[Stored data]
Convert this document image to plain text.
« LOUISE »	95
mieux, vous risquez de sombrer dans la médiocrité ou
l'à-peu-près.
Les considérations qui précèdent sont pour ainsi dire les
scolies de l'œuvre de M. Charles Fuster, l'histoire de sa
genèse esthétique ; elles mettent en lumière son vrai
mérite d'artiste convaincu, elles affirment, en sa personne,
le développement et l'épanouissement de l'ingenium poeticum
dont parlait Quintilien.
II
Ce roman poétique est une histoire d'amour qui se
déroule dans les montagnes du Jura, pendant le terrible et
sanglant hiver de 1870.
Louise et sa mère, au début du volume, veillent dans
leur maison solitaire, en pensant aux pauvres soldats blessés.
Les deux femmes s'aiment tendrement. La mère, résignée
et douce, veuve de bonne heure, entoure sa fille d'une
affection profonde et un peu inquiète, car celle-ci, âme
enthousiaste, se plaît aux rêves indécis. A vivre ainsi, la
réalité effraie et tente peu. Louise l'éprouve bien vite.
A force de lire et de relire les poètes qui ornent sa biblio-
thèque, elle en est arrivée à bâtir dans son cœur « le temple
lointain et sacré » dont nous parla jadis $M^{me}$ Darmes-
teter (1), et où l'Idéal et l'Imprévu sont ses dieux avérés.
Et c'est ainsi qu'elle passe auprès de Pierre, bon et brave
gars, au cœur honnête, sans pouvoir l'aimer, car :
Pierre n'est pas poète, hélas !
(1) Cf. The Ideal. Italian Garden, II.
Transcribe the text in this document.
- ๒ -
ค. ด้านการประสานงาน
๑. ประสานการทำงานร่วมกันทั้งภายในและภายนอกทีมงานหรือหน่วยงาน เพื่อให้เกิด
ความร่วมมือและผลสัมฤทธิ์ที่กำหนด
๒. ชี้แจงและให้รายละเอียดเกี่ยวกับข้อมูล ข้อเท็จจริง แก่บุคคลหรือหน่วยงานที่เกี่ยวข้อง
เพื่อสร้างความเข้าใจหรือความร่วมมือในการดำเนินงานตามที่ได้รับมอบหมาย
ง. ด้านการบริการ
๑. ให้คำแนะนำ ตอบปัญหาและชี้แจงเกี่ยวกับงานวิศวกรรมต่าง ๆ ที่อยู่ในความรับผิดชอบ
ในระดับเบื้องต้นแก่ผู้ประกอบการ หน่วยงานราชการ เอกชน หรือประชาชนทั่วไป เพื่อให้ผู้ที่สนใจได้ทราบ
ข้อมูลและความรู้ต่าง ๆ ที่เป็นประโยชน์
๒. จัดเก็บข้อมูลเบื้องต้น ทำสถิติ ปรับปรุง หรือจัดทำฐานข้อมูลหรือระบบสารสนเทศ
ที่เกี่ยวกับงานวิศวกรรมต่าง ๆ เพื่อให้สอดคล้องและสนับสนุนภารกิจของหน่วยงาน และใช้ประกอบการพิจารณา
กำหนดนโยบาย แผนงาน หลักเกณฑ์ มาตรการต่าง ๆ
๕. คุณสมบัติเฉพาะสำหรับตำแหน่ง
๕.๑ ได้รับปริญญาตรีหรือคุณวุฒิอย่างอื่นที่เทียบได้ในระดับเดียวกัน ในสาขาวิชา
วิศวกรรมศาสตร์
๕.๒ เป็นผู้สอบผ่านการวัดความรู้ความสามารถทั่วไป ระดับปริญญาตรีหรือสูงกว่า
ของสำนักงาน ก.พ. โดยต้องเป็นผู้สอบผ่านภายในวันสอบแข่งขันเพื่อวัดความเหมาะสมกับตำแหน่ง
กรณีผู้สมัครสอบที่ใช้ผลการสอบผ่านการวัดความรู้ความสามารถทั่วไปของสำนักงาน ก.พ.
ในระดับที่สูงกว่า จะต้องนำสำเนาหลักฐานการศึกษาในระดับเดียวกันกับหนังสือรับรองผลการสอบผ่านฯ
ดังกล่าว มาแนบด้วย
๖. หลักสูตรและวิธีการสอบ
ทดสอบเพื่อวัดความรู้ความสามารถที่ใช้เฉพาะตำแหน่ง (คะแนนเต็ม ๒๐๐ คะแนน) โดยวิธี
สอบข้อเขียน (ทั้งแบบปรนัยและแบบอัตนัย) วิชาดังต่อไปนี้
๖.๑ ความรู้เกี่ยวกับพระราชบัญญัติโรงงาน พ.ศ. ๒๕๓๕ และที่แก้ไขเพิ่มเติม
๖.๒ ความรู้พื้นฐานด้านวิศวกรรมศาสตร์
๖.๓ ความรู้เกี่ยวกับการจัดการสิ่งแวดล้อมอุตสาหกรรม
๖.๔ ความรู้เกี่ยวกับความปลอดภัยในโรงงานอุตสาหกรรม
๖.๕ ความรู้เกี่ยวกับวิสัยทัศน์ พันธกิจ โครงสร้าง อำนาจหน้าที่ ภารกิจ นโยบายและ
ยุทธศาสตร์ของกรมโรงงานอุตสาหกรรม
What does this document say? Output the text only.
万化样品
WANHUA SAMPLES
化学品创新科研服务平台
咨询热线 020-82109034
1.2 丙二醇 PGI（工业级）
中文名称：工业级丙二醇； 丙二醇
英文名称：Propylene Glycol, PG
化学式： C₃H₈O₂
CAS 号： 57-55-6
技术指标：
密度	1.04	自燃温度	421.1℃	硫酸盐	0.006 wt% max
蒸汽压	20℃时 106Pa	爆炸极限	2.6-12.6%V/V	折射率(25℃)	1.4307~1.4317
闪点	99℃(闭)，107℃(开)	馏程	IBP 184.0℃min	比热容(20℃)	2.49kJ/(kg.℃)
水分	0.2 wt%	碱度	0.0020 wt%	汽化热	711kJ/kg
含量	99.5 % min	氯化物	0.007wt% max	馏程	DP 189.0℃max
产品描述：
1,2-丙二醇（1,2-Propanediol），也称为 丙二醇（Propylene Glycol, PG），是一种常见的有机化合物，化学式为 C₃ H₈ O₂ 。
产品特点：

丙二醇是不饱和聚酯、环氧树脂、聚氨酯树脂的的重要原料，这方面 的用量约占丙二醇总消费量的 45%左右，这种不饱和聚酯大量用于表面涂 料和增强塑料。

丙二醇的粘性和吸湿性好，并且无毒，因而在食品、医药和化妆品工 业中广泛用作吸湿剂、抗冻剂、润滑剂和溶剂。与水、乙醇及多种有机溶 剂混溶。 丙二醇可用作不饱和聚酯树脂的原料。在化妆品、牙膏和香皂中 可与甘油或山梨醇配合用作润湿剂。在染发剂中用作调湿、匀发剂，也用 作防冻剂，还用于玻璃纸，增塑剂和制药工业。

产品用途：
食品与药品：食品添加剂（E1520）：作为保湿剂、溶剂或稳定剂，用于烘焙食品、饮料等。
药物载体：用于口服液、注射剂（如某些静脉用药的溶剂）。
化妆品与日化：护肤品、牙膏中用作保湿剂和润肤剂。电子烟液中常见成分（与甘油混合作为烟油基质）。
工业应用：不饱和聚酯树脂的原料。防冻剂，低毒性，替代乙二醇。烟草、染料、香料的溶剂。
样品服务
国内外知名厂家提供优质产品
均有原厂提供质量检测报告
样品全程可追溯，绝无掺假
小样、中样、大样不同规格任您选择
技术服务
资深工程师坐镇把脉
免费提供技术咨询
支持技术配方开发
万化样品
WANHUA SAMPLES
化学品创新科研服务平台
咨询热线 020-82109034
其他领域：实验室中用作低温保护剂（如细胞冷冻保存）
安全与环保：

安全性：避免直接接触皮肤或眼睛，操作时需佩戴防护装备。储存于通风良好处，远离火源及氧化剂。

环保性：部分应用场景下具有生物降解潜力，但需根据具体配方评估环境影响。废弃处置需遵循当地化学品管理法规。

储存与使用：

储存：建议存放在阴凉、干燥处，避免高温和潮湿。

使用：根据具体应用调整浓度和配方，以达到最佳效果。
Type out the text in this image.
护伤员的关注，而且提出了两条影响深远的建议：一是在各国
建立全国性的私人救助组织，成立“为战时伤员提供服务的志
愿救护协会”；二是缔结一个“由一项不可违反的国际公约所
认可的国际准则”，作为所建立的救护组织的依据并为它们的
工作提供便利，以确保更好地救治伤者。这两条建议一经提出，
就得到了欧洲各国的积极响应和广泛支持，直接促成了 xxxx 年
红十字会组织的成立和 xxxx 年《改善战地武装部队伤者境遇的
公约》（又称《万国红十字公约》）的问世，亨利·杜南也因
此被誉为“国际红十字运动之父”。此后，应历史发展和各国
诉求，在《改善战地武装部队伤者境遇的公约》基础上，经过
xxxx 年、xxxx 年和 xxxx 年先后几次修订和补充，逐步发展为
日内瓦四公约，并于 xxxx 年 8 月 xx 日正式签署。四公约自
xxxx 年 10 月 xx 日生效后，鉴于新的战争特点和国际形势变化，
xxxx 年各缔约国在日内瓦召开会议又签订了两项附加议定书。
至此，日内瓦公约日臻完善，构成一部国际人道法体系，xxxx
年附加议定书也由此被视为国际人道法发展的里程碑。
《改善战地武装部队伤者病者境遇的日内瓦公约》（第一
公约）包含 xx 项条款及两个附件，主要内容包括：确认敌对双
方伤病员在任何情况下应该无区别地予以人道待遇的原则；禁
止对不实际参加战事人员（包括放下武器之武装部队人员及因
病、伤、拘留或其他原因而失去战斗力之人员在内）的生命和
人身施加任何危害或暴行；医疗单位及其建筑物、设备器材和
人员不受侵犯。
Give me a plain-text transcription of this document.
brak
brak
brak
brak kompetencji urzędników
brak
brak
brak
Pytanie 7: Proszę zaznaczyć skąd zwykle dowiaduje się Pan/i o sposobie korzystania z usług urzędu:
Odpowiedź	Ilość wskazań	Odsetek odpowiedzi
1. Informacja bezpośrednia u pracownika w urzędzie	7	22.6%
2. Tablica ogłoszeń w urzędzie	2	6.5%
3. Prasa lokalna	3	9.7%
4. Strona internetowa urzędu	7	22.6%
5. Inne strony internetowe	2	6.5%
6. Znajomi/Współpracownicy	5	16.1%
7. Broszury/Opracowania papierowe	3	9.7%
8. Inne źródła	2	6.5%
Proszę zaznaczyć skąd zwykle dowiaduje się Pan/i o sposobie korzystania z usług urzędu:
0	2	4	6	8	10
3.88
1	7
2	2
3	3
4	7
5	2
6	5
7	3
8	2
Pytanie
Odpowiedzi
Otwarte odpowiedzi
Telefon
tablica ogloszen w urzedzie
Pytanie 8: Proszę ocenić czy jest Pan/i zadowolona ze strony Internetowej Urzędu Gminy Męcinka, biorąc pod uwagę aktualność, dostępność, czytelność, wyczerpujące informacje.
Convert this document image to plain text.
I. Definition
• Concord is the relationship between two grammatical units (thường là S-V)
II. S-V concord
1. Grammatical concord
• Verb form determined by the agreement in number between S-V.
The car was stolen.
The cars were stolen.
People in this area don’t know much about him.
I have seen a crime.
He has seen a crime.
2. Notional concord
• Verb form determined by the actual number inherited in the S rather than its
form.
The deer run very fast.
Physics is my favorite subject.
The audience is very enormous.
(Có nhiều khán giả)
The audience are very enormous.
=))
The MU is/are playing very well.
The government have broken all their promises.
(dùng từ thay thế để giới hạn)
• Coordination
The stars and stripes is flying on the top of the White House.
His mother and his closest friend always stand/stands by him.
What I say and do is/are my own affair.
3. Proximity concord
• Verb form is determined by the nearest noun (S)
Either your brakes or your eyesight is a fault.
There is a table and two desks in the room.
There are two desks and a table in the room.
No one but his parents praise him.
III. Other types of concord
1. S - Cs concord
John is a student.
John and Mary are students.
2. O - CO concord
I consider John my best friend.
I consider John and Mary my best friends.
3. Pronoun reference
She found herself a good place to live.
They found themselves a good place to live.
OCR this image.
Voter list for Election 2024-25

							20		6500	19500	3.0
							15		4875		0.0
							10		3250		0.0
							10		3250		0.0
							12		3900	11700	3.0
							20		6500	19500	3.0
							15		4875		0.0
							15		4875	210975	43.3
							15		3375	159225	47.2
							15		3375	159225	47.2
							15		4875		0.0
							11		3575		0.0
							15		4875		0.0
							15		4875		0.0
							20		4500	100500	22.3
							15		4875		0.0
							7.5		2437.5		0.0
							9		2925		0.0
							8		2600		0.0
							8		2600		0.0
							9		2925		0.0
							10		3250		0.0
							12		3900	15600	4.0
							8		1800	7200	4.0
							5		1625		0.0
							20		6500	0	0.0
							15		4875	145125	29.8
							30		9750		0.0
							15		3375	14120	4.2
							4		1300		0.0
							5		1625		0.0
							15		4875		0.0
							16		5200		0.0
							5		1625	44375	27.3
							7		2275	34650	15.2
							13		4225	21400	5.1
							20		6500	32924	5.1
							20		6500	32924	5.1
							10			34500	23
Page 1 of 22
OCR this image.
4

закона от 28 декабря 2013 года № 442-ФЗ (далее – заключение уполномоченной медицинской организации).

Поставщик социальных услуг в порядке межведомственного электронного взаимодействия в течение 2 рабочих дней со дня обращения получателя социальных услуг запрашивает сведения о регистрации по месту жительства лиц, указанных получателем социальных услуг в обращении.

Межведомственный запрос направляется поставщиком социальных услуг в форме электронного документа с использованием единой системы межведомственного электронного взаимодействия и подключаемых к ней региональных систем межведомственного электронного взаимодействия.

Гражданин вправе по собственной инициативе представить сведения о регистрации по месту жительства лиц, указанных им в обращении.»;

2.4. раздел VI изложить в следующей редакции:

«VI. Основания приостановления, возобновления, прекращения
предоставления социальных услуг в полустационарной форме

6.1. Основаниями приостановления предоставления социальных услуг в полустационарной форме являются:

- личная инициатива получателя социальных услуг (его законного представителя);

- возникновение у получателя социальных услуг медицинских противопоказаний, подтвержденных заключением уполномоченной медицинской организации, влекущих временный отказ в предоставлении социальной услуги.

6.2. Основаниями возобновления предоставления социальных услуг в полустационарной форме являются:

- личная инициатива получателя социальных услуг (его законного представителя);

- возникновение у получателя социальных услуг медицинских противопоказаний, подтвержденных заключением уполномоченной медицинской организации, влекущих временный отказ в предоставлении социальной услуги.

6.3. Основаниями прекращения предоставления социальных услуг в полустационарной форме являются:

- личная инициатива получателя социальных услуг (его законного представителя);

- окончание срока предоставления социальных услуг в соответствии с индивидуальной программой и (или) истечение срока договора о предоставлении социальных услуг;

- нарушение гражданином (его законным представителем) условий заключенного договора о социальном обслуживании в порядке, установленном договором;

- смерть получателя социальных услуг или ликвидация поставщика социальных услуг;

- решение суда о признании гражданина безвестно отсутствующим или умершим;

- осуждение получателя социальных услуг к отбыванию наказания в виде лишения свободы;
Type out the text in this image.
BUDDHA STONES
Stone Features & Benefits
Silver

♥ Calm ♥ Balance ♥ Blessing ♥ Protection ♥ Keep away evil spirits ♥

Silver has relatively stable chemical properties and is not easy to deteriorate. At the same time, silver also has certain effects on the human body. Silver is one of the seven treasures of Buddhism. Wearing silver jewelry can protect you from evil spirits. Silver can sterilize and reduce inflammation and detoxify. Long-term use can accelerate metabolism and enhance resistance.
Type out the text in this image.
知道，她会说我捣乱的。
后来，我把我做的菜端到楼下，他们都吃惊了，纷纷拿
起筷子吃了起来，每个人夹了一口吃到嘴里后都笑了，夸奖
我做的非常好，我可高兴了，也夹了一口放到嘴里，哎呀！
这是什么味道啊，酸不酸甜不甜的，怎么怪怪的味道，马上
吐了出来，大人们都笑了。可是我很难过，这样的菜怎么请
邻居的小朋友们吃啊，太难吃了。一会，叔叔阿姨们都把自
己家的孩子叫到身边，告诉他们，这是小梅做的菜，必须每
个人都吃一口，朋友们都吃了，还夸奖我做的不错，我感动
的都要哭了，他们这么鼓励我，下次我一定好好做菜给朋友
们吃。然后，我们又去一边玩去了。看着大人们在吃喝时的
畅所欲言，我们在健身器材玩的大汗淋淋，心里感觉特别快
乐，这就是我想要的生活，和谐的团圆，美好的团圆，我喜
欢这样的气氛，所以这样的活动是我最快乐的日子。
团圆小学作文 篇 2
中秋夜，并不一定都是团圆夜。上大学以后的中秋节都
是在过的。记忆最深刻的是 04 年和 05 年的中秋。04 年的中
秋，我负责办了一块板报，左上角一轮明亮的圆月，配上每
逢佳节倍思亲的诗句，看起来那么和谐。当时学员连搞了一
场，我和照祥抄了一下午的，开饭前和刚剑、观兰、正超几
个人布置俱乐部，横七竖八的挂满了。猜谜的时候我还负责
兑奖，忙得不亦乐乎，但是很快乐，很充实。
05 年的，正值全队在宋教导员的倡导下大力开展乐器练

* **Goal**:
Copy each line in the data that holds the word "elles".

* **Task answer**:
genèse esthétique ; elles mettent en lumière son vrai
mérite d'artiste convaincu, elles affirment, en sa personne,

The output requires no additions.